*Provided text*.
- Opening Delimiter -

Friday, August 19, 2016

"It Was Big Enough To Nab A Horse"...

Bananas Not Included...
About a year ago, I spent the summer at a platation home in St. Francisville working on a film as a storyboard artist. I had a up stairs bedroom with my own bathroom and a door leading out to the back porch. For a while, it was great to go out to the porch and have a lunch overlooking a bevy of trees and a small lake to forget the deadlines and changes that always seem to make this job more difficult.

I say, for a while, because one morning, out of nowhere parked in the middle of the porch doorway this humongous spider. For the next four or five weeks this animal, which with legs and all was about as large as a long shoreman's hand. It seemed every morning there was some new insect or farm animal stuck in the web of this yellow monster with a head full of cold, emotionless black eyes.

Well, three weeks after cutting a bunch of tree branches that were hanging on top of the roof, I finally decided to clean up the mess I created. I casually walked between two large pin oak trees that are about ten feet apart from each other and found myself caught up in what seemed to be monafilament fishing line. In the blink of an eye, I was being sized up by a half dozen little black eyes.

The underside of the female...

- Closing Delimiter -

*Raw data*.
- Opening Delimiter -

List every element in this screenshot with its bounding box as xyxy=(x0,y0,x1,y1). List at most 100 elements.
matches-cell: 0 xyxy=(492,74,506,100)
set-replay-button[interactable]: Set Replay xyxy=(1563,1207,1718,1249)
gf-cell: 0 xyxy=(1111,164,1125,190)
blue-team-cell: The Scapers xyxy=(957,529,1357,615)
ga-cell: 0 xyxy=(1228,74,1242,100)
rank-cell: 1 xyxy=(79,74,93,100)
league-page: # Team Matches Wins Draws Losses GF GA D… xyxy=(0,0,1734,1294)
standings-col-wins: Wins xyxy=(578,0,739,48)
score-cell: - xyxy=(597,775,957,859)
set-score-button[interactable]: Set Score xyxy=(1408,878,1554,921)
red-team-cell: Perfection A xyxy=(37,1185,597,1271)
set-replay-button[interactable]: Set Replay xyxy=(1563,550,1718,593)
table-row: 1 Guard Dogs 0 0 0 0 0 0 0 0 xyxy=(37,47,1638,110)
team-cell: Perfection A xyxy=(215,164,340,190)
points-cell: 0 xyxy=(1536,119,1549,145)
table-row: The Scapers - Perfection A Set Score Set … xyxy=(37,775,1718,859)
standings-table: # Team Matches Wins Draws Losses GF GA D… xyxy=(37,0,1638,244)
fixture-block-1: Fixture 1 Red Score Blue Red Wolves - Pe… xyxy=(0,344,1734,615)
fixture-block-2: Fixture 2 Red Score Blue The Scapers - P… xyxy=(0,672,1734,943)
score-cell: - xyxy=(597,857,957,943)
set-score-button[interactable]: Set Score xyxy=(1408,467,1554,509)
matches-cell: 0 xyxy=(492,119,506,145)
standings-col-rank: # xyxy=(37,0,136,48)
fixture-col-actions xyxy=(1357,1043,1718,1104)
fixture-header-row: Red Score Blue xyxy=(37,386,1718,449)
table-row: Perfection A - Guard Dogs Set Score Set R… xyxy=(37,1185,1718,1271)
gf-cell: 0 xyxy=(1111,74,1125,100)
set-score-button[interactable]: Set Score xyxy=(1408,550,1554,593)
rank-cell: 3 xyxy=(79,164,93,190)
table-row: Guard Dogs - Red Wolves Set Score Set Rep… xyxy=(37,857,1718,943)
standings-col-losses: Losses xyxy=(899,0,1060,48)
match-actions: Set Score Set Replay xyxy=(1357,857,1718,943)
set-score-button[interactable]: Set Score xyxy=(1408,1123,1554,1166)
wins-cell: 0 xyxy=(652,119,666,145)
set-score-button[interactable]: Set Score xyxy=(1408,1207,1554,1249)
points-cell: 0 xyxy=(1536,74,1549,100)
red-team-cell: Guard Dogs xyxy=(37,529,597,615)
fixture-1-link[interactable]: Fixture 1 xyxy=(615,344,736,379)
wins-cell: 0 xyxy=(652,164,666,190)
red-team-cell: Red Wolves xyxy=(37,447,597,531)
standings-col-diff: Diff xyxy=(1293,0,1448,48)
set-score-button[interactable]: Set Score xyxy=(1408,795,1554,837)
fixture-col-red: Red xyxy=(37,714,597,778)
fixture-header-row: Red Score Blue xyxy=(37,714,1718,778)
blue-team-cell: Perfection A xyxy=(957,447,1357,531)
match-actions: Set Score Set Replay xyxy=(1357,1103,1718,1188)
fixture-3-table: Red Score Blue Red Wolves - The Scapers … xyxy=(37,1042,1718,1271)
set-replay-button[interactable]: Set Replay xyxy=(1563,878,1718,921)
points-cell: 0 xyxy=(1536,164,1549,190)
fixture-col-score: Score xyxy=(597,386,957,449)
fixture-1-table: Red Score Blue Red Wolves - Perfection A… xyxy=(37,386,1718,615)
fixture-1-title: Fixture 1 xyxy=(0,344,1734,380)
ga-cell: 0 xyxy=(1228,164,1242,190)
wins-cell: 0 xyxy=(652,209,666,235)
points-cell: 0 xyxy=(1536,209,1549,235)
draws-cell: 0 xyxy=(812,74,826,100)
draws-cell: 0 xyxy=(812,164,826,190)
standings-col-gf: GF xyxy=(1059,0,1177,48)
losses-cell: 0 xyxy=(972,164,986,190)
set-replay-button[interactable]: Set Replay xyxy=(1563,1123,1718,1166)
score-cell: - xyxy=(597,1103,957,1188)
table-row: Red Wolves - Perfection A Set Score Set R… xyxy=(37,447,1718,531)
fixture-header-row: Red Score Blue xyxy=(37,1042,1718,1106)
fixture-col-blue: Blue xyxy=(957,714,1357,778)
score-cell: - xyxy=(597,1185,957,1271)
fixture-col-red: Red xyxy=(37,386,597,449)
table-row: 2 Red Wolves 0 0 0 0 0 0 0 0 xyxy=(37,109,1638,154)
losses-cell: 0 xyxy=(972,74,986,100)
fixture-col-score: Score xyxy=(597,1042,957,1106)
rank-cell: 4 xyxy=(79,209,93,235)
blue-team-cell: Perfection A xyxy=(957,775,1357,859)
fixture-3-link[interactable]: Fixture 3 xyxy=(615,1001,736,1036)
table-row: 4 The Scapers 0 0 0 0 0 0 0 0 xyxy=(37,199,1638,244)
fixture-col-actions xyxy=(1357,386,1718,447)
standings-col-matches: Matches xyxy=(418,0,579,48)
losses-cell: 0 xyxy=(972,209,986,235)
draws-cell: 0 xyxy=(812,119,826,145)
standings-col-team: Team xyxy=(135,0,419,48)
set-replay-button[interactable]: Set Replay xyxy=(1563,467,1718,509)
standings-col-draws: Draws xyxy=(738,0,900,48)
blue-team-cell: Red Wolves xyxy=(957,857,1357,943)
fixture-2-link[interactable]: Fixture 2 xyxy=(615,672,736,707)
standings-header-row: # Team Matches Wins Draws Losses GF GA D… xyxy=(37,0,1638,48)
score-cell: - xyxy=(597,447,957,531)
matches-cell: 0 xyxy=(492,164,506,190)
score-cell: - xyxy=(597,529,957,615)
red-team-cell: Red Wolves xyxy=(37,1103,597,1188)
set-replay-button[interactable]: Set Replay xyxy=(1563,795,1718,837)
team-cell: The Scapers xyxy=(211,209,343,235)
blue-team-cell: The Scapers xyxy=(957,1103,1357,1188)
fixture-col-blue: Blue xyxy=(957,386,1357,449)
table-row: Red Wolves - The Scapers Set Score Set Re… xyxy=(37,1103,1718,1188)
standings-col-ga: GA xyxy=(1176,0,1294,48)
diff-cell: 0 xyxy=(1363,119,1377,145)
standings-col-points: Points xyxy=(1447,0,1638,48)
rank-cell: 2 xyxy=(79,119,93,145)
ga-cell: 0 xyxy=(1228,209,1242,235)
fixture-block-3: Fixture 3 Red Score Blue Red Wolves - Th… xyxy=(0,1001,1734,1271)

- Closing Delimiter -

*Exercises*.
A – Transcribe the spider blog post from "Well, three weeks" up to and including "of the female...".
B – Pick up the spider blog post where it stops and write the next part.

*Expected results*.
A –
Well, three weeks after cutting a bunch of tree branches that were hanging on top of the roof, I finally decided to clean up the mess I created. I casually walked between two large pin oak trees that are about ten feet apart from each other and found myself caught up in what seemed to be monafilament fishing line. In the blink of an eye, I was being sized up by a half dozen little black eyes.

The underside of the female...

B –
I swatted at it as I untangled myself from the spider's web and ran to the protection of one of the trees. I noticed the badass spider also took off for the shelter of the opposite tree. We both looked around the trees from afar, sized each other up and decided to leave well enough alone.

I came out later to take a few pictures in order to find out exactly who the visitor was and investigate its "modus operandi". I found it's commonly called a banana spider and to be a native. This particular spider is the only species of the genus Nephila to be found in the Western Hemisphere. They live in warm regions, from North Carolina and across the Gulf States through Central America, as far south as Argentina, and in the West Indies (found extensively throughout Puerto Rico).

Well, the good news is that the spider is a beneficial predator and it doesn't eat people. And, oh yeh, it's silk is being investigated as a component of bullet proof vests. That should tell you something!